• **Exercise objective**
Could you give the data below again, exactly and completely?

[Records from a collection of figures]
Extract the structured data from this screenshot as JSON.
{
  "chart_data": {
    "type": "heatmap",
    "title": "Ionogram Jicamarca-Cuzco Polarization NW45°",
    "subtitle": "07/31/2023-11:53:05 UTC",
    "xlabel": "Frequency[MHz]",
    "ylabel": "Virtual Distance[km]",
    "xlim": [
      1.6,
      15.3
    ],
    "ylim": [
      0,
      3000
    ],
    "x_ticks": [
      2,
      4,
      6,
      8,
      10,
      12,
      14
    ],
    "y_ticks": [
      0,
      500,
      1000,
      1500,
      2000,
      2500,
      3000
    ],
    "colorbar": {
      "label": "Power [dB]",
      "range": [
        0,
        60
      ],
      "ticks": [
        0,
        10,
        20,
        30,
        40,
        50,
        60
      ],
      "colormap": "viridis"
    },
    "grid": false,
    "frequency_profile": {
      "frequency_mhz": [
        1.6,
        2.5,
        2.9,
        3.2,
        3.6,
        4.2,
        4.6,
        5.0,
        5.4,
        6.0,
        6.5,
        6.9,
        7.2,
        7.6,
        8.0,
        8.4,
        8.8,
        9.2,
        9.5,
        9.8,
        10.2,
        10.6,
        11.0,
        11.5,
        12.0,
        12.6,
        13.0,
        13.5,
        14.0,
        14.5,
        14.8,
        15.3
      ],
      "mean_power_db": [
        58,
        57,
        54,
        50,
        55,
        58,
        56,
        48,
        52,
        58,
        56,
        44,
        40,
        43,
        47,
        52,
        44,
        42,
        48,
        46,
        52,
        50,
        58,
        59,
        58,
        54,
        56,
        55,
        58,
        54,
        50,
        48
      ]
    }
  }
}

• **Written response**
Extract the structured data from this screenshot as JSON.
{
  "chart_data": {
    "type": "heatmap",
    "title": "Ionogram Jicamarca-Cuzco Polarization NW45°",
    "subtitle": "07/31/2023-11:53:05 UTC",
    "xlabel": "Frequency[MHz]",
    "ylabel": "Virtual Distance[km]",
    "xlim": [
      1.6,
      15.3
    ],
    "ylim": [
      0,
      3000
    ],
    "x_ticks": [
      2,
      4,
      6,
      8,
      10,
      12,
      14
    ],
    "y_ticks": [
      0,
      500,
      1000,
      1500,
      2000,
      2500,
      3000
    ],
    "colorbar": {
      "label": "Power [dB]",
      "range": [
        0,
        60
      ],
      "ticks": [
        0,
        10,
        20,
        30,
        40,
        50,
        60
      ],
      "colormap": "viridis"
    },
    "grid": false,
    "frequency_profile": {
      "frequency_mhz": [
        1.6,
        2.5,
        2.9,
        3.2,
        3.6,
        4.2,
        4.6,
        5.0,
        5.4,
        6.0,
        6.5,
        6.9,
        7.2,
        7.6,
        8.0,
        8.4,
        8.8,
        9.2,
        9.5,
        9.8,
        10.2,
        10.6,
        11.0,
        11.5,
        12.0,
        12.6,
        13.0,
        13.5,
        14.0,
        14.5,
        14.8,
        15.3
      ],
      "mean_power_db": [
        58,
        57,
        54,
        50,
        55,
        58,
        56,
        48,
        52,
        58,
        56,
        44,
        40,
        43,
        47,
        52,
        44,
        42,
        48,
        46,
        52,
        50,
        58,
        59,
        58,
        54,
        56,
        55,
        58,
        54,
        50,
        48
      ]
    }
  }
}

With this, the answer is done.